> PROBLEM
Copy every line that mentions the word "names".

:: AVAILABLE DATA ::

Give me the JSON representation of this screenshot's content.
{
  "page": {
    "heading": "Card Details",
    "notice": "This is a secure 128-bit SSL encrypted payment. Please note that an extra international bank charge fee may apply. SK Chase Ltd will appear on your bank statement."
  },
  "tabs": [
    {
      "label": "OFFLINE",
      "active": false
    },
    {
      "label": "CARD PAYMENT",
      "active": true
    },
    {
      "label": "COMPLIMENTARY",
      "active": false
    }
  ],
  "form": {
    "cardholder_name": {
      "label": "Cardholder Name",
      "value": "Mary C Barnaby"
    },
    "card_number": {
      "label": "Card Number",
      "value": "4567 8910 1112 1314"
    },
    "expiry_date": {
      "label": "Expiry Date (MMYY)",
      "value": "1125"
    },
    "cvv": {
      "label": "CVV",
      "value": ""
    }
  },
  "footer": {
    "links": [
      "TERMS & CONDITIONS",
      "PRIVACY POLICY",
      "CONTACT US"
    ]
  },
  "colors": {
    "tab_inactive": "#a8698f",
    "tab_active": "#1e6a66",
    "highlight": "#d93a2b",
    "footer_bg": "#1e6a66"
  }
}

:::
:: AVAILABLE DATA ::

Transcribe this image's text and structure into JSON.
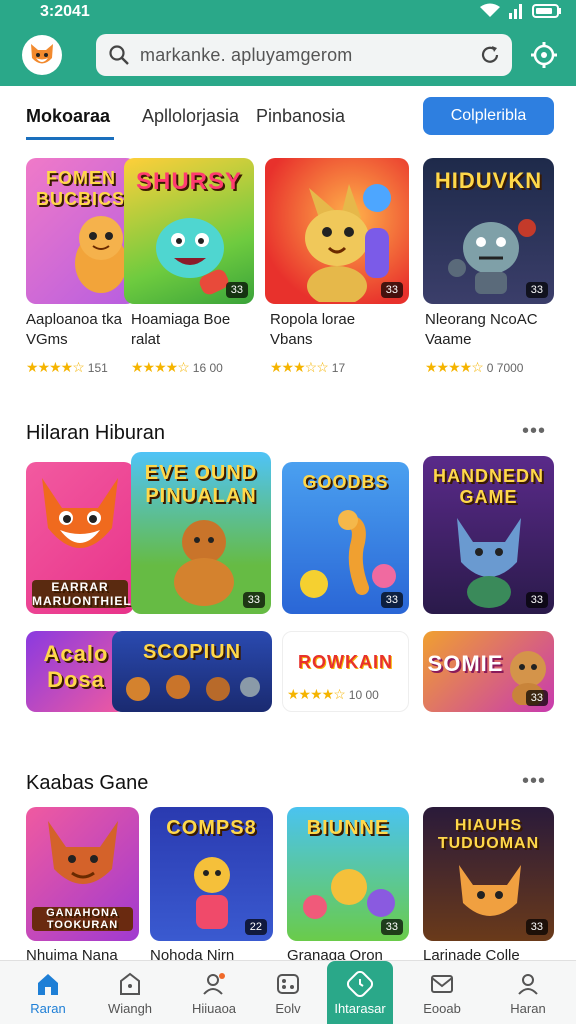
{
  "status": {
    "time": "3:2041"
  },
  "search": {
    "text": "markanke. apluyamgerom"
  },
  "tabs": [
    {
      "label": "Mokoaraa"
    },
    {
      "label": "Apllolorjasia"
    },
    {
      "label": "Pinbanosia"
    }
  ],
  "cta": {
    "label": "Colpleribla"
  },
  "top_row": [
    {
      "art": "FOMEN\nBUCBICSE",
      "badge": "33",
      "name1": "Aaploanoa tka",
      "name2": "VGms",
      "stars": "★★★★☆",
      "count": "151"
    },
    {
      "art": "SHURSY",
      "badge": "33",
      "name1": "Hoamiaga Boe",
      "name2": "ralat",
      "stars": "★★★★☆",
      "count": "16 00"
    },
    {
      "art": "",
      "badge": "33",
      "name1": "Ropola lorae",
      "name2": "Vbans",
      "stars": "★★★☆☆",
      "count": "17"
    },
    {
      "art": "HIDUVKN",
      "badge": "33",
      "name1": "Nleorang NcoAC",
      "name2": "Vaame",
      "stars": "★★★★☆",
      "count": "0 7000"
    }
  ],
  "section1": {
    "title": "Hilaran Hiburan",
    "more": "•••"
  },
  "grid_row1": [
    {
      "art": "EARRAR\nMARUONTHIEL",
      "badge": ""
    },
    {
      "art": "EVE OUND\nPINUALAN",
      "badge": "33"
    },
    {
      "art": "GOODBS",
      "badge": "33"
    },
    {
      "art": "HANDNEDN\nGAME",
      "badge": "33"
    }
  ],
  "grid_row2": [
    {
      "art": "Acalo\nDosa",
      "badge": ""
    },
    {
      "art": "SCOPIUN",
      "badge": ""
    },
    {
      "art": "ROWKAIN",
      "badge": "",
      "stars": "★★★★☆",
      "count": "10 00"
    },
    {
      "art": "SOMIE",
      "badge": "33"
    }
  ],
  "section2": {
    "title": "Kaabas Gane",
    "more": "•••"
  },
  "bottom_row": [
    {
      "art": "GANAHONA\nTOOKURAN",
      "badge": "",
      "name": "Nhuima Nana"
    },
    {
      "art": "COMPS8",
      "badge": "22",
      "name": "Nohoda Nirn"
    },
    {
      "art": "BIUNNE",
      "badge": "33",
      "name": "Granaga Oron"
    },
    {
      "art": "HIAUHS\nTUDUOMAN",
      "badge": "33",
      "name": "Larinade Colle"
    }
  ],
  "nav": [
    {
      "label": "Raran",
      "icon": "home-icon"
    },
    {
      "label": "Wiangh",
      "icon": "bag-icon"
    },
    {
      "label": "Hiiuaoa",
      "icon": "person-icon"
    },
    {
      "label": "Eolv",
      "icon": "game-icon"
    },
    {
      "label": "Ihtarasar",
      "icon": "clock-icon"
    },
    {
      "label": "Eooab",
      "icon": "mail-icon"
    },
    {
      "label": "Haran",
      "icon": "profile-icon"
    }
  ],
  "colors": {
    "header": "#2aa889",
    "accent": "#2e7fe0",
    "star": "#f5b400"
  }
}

:::
:: AVAILABLE DATA ::

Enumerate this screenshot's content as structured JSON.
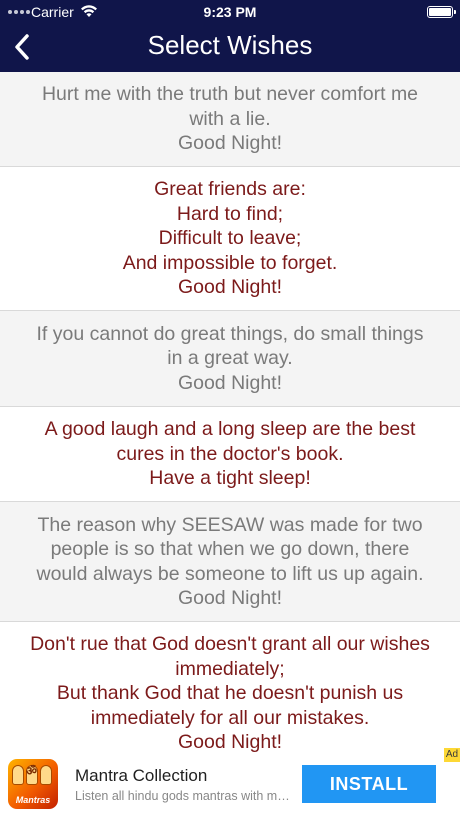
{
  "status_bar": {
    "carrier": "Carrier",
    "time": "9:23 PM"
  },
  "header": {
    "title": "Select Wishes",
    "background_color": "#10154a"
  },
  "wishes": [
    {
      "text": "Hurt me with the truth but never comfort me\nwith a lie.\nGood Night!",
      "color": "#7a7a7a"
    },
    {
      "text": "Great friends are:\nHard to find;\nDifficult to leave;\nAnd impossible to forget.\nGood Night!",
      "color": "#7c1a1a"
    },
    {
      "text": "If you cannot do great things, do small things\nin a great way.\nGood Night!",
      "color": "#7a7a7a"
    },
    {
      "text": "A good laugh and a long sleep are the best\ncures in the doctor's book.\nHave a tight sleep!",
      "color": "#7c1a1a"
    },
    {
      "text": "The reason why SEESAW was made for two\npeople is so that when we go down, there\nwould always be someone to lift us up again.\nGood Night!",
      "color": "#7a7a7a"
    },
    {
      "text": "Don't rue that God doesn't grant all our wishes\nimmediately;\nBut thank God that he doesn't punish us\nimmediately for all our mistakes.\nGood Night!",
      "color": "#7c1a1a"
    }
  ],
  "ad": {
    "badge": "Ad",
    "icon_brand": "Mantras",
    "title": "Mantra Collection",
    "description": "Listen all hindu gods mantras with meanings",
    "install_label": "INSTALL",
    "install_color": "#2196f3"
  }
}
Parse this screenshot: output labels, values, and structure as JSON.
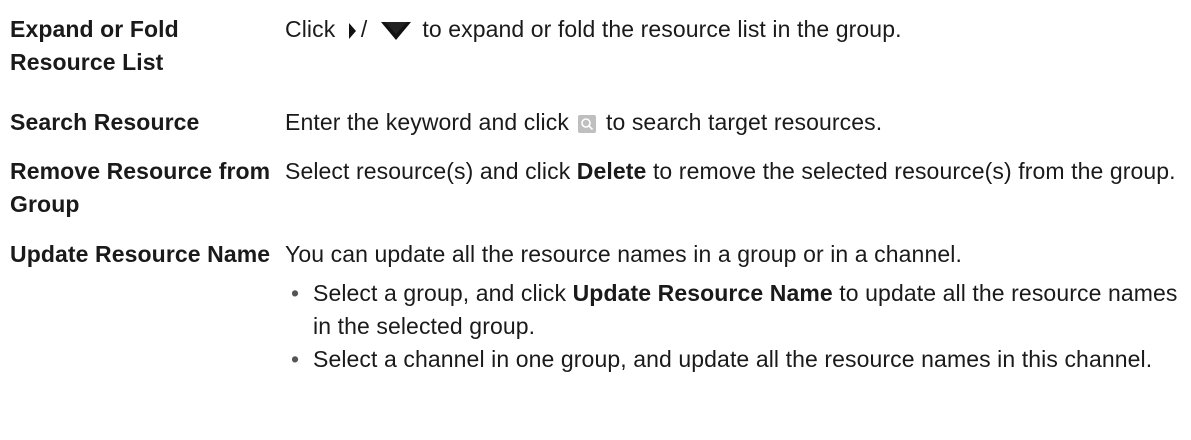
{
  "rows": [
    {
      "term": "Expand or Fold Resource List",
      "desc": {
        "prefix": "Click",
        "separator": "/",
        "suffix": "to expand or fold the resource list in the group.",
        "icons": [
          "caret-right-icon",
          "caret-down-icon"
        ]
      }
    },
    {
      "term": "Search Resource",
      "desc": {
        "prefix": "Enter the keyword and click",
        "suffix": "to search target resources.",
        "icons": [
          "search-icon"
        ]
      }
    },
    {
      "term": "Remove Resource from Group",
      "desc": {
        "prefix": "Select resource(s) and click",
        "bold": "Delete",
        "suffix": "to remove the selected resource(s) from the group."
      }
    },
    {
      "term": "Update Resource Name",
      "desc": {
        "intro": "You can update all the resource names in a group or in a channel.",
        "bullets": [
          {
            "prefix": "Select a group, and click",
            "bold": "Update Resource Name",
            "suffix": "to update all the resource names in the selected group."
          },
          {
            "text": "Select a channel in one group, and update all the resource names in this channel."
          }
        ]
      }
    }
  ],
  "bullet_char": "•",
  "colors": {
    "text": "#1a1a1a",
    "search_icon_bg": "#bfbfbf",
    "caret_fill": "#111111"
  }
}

:::

> RESPONSE
        "intro": "You can update all the resource names in a group or in a channel.",
            "suffix": "to update all the resource names in the selected group."
            "text": "Select a channel in one group, and update all the resource names in this channel."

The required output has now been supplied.